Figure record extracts
▬▬▬▬▬▬

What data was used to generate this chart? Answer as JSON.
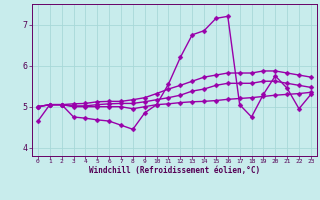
{
  "xlabel": "Windchill (Refroidissement éolien,°C)",
  "background_color": "#c8ecec",
  "grid_color": "#a8d8d8",
  "line_color": "#9900aa",
  "markersize": 2.5,
  "linewidth": 1.0,
  "xlim": [
    -0.5,
    23.5
  ],
  "ylim": [
    3.8,
    7.5
  ],
  "yticks": [
    4,
    5,
    6,
    7
  ],
  "xticks": [
    0,
    1,
    2,
    3,
    4,
    5,
    6,
    7,
    8,
    9,
    10,
    11,
    12,
    13,
    14,
    15,
    16,
    17,
    18,
    19,
    20,
    21,
    22,
    23
  ],
  "series": [
    [
      4.65,
      5.05,
      5.05,
      4.75,
      4.72,
      4.68,
      4.65,
      4.55,
      4.45,
      4.85,
      5.05,
      5.55,
      6.2,
      6.75,
      6.85,
      7.15,
      7.2,
      5.05,
      4.75,
      5.3,
      5.75,
      5.45,
      4.95,
      5.3
    ],
    [
      5.0,
      5.05,
      5.05,
      5.0,
      5.0,
      5.0,
      5.0,
      5.0,
      4.95,
      5.0,
      5.05,
      5.07,
      5.1,
      5.12,
      5.13,
      5.15,
      5.18,
      5.2,
      5.22,
      5.25,
      5.28,
      5.3,
      5.32,
      5.35
    ],
    [
      5.0,
      5.05,
      5.05,
      5.02,
      5.02,
      5.05,
      5.07,
      5.08,
      5.08,
      5.12,
      5.17,
      5.22,
      5.28,
      5.38,
      5.43,
      5.52,
      5.57,
      5.57,
      5.57,
      5.62,
      5.62,
      5.57,
      5.52,
      5.47
    ],
    [
      5.0,
      5.05,
      5.05,
      5.07,
      5.08,
      5.12,
      5.13,
      5.13,
      5.17,
      5.22,
      5.32,
      5.43,
      5.52,
      5.62,
      5.72,
      5.77,
      5.82,
      5.82,
      5.82,
      5.87,
      5.87,
      5.82,
      5.77,
      5.72
    ]
  ]
}
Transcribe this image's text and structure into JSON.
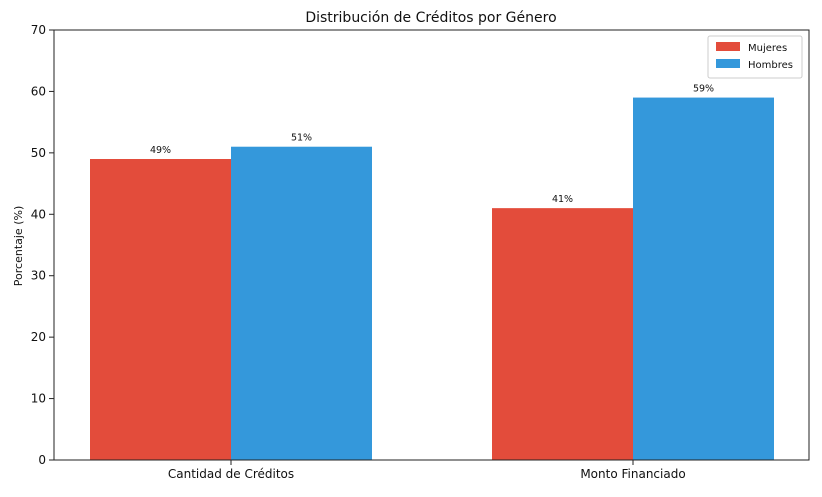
{
  "chart_data": {
    "type": "bar",
    "title": "Distribución de Créditos por Género",
    "xlabel": "",
    "ylabel": "Porcentaje (%)",
    "categories": [
      "Cantidad de Créditos",
      "Monto Financiado"
    ],
    "series": [
      {
        "name": "Mujeres",
        "values": [
          49,
          41
        ],
        "labels": [
          "49%",
          "41%"
        ],
        "color": "#e34c3b"
      },
      {
        "name": "Hombres",
        "values": [
          51,
          59
        ],
        "labels": [
          "51%",
          "59%"
        ],
        "color": "#3498db"
      }
    ],
    "ylim": [
      0,
      70
    ],
    "yticks": [
      0,
      10,
      20,
      30,
      40,
      50,
      60,
      70
    ],
    "grid": false,
    "legend_position": "top-right"
  }
}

▬▬▬▬▬▬

■ WRITTEN INSTRUCTION ■
Look through the entries above for the word "Créditos". Copy every line where it shows up.

■ RESPONSE BELOW ■
    "title": "Distribución de Créditos por Género",
      "Cantidad de Créditos",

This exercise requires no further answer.